→ What is required: Leave out the pictures and restate the rest of the data exactly.

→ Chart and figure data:

--------------------------------------------------

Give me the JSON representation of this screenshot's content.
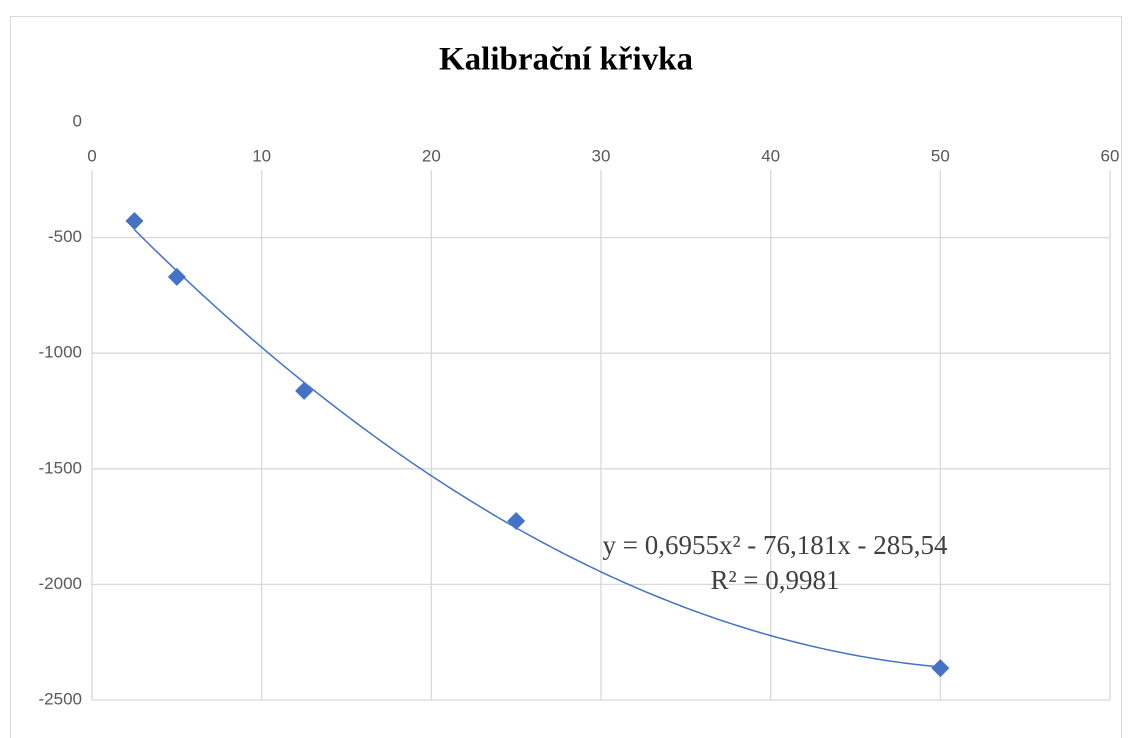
{
  "chart_data": {
    "type": "scatter",
    "title": "Kalibrační křivka",
    "x": [
      2.5,
      5,
      12.5,
      25,
      50
    ],
    "values": [
      -428,
      -670,
      -1163,
      -1726,
      -2362
    ],
    "color": "#4472c4",
    "xlim": [
      0,
      60
    ],
    "xticks": [
      0,
      10,
      20,
      30,
      40,
      50,
      60
    ],
    "ylim": [
      -2500,
      0
    ],
    "yticks": [
      0,
      -500,
      -1000,
      -1500,
      -2000,
      -2500
    ],
    "grid": true,
    "trendline": {
      "type": "polynomial",
      "order": 2,
      "color": "#4472c4",
      "equation": "y = 0,6955x² - 76,181x - 285,54",
      "r_squared": "R² = 0,9981"
    }
  }
}
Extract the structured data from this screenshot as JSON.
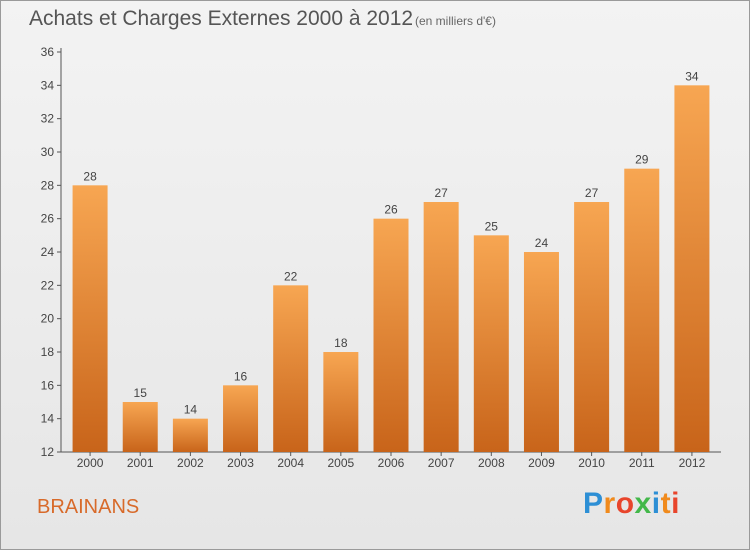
{
  "header": {
    "title": "Achats et Charges Externes 2000 à 2012",
    "unit": "(en milliers d'€)"
  },
  "footer": {
    "place": "BRAINANS",
    "logo": "Proxiti"
  },
  "colors": {
    "bar_light": "#f7a652",
    "bar_dark": "#c8641a",
    "place_text": "#d86a2a"
  },
  "chart_data": {
    "type": "bar",
    "title": "Achats et Charges Externes 2000 à 2012",
    "categories": [
      "2000",
      "2001",
      "2002",
      "2003",
      "2004",
      "2005",
      "2006",
      "2007",
      "2008",
      "2009",
      "2010",
      "2011",
      "2012"
    ],
    "values": [
      28,
      15,
      14,
      16,
      22,
      18,
      26,
      27,
      25,
      24,
      27,
      29,
      34
    ],
    "ylim": [
      12,
      36
    ],
    "yticks": [
      12,
      14,
      16,
      18,
      20,
      22,
      24,
      26,
      28,
      30,
      32,
      34,
      36
    ],
    "grid": false,
    "data_labels": true
  }
}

--------------------------------------------------

→ Response:
Give me the JSON representation of this screenshot's content.
{
  "chart_data": {
    "type": "scatter",
    "title": "Kalibrační křivka",
    "x": [
      2.5,
      5,
      12.5,
      25,
      50
    ],
    "values": [
      -428,
      -670,
      -1163,
      -1726,
      -2362
    ],
    "color": "#4472c4",
    "xlim": [
      0,
      60
    ],
    "xticks": [
      0,
      10,
      20,
      30,
      40,
      50,
      60
    ],
    "ylim": [
      -2500,
      0
    ],
    "yticks": [
      0,
      -500,
      -1000,
      -1500,
      -2000,
      -2500
    ],
    "grid": true,
    "trendline": {
      "type": "polynomial",
      "order": 2,
      "color": "#4472c4",
      "equation": "y = 0,6955x² - 76,181x - 285,54",
      "r_squared": "R² = 0,9981"
    }
  }
}
Extract the structured data from this screenshot as JSON.
{
  "header": {
    "title": "Achats et Charges Externes 2000 à 2012",
    "unit": "(en milliers d'€)"
  },
  "footer": {
    "place": "BRAINANS",
    "logo": "Proxiti"
  },
  "colors": {
    "bar_light": "#f7a652",
    "bar_dark": "#c8641a",
    "place_text": "#d86a2a"
  },
  "chart_data": {
    "type": "bar",
    "title": "Achats et Charges Externes 2000 à 2012",
    "categories": [
      "2000",
      "2001",
      "2002",
      "2003",
      "2004",
      "2005",
      "2006",
      "2007",
      "2008",
      "2009",
      "2010",
      "2011",
      "2012"
    ],
    "values": [
      28,
      15,
      14,
      16,
      22,
      18,
      26,
      27,
      25,
      24,
      27,
      29,
      34
    ],
    "ylim": [
      12,
      36
    ],
    "yticks": [
      12,
      14,
      16,
      18,
      20,
      22,
      24,
      26,
      28,
      30,
      32,
      34,
      36
    ],
    "grid": false,
    "data_labels": true
  }
}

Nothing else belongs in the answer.